■ Problem details
Copy all lines of the listing that include the string "content".

■ Given records
────────────────────

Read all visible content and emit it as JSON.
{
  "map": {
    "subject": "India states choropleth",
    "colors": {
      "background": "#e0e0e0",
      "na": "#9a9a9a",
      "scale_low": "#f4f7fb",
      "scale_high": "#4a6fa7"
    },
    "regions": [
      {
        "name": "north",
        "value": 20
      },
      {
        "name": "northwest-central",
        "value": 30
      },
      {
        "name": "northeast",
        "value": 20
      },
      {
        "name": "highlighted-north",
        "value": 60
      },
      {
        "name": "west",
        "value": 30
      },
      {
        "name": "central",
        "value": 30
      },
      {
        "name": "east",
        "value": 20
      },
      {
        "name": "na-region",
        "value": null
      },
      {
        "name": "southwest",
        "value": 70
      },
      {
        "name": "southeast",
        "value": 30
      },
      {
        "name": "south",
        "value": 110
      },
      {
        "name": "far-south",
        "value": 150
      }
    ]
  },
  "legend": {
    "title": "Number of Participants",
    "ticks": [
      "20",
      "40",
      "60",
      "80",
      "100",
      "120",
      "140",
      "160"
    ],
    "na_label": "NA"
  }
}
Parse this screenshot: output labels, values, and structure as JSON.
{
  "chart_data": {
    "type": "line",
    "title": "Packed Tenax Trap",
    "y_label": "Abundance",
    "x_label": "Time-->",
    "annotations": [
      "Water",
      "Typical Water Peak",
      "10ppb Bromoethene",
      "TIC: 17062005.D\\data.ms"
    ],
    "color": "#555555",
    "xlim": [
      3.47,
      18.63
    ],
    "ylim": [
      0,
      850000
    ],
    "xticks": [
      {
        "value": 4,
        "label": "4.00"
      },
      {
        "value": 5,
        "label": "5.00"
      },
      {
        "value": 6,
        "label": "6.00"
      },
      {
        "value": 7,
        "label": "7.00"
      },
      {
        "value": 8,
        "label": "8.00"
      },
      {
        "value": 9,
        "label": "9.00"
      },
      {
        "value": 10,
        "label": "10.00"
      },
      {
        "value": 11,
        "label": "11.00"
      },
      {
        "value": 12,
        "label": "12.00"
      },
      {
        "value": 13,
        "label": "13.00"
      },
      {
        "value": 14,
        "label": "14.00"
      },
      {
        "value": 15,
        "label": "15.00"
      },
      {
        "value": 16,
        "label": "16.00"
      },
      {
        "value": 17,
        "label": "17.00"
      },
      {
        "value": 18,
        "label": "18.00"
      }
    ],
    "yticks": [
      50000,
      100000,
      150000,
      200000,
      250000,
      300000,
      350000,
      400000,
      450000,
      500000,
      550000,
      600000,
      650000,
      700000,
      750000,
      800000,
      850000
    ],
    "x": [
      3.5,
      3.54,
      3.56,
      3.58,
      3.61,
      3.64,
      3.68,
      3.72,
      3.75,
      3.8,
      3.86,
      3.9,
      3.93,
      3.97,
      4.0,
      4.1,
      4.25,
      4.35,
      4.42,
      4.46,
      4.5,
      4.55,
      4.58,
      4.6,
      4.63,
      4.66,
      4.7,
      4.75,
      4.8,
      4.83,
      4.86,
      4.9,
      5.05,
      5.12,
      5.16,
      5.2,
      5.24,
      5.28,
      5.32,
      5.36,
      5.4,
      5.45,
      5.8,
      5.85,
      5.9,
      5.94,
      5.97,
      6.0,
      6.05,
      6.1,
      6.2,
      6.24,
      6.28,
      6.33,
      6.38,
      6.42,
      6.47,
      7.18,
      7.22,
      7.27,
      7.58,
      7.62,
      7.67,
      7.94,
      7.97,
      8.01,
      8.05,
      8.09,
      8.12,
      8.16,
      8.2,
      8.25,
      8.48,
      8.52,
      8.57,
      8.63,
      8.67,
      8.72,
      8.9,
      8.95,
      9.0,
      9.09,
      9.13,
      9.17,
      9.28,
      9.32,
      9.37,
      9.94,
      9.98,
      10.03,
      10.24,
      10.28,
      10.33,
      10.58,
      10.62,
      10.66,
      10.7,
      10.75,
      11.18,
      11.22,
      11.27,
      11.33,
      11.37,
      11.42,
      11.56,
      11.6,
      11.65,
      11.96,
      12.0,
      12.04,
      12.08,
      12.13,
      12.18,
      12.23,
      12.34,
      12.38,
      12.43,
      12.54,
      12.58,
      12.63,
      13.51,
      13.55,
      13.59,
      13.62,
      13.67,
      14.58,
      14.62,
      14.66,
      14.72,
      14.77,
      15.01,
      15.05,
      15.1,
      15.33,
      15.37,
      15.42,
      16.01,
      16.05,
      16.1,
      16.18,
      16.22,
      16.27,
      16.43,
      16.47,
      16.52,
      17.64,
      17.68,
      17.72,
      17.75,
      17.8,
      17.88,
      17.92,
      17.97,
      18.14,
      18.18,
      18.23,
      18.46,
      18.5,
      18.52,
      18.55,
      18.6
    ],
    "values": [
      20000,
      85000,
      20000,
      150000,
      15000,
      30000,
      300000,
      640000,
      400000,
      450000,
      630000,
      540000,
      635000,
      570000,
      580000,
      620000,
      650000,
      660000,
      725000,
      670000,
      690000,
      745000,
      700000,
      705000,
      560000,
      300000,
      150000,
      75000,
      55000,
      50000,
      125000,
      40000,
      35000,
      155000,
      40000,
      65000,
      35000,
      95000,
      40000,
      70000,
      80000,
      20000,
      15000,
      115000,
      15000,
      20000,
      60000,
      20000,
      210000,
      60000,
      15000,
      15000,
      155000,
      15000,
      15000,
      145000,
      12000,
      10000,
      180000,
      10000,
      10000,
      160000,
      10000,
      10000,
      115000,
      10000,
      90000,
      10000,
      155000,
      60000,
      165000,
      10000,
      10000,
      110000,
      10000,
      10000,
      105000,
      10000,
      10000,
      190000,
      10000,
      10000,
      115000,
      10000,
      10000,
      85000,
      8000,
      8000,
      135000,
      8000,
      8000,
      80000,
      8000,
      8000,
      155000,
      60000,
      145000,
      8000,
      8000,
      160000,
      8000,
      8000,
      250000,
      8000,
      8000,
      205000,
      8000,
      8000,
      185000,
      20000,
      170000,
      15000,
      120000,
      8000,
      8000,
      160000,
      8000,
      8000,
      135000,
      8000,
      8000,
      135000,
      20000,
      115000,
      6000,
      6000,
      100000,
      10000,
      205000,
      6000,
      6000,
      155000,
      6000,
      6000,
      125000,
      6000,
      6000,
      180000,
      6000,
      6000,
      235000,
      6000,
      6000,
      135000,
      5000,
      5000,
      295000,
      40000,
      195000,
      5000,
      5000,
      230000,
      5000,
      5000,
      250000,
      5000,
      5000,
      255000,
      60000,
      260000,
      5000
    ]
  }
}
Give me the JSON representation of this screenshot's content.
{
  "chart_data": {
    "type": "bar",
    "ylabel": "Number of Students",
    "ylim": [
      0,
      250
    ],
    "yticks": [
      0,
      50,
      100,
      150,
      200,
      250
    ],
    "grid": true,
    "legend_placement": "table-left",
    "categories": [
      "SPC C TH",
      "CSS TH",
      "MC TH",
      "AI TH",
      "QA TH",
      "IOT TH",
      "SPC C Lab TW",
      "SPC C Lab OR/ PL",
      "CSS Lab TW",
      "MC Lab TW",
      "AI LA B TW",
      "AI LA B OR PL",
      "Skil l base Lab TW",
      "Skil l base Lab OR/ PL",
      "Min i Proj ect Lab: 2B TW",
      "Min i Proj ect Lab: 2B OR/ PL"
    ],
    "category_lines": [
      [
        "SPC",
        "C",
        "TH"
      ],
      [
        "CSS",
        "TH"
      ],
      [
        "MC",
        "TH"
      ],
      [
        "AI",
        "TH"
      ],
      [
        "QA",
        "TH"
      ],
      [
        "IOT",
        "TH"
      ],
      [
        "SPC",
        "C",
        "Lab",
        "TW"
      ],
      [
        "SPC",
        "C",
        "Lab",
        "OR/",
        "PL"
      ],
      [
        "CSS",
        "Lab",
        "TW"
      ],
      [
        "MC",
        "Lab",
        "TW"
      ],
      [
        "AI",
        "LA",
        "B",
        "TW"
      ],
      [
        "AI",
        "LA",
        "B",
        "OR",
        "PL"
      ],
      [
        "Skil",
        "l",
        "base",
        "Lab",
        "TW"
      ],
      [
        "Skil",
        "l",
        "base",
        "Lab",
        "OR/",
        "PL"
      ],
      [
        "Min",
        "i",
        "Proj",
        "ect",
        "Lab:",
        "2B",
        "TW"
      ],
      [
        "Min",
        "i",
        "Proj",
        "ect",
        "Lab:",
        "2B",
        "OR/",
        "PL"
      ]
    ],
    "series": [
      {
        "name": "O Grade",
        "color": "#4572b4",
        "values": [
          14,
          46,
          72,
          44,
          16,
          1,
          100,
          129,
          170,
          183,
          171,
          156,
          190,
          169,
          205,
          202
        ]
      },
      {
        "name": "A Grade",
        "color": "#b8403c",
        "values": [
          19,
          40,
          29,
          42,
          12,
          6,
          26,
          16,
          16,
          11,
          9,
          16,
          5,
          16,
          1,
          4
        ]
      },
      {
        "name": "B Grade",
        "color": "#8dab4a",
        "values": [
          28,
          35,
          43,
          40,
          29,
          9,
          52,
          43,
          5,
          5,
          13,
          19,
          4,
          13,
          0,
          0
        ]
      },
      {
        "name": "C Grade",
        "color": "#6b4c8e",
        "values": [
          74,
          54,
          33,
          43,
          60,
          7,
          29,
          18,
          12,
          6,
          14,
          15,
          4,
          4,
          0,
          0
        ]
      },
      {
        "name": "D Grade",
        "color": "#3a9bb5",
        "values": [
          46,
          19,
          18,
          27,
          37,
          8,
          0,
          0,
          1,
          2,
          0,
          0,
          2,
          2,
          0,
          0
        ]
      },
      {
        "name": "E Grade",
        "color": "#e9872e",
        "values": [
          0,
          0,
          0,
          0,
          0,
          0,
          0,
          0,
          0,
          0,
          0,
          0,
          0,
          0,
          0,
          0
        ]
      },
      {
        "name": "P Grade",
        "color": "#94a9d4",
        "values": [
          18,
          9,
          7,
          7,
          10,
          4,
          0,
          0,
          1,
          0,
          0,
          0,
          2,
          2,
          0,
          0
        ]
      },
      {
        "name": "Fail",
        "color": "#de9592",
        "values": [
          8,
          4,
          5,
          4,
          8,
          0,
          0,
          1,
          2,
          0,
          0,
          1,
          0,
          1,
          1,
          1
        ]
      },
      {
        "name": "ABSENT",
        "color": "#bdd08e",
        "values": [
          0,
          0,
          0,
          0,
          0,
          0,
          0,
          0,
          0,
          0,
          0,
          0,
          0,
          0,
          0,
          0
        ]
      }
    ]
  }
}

────────────────────

■ Completed exercise
Read all visible content and emit it as JSON.
Give me the JSON representation of this screenshot's content.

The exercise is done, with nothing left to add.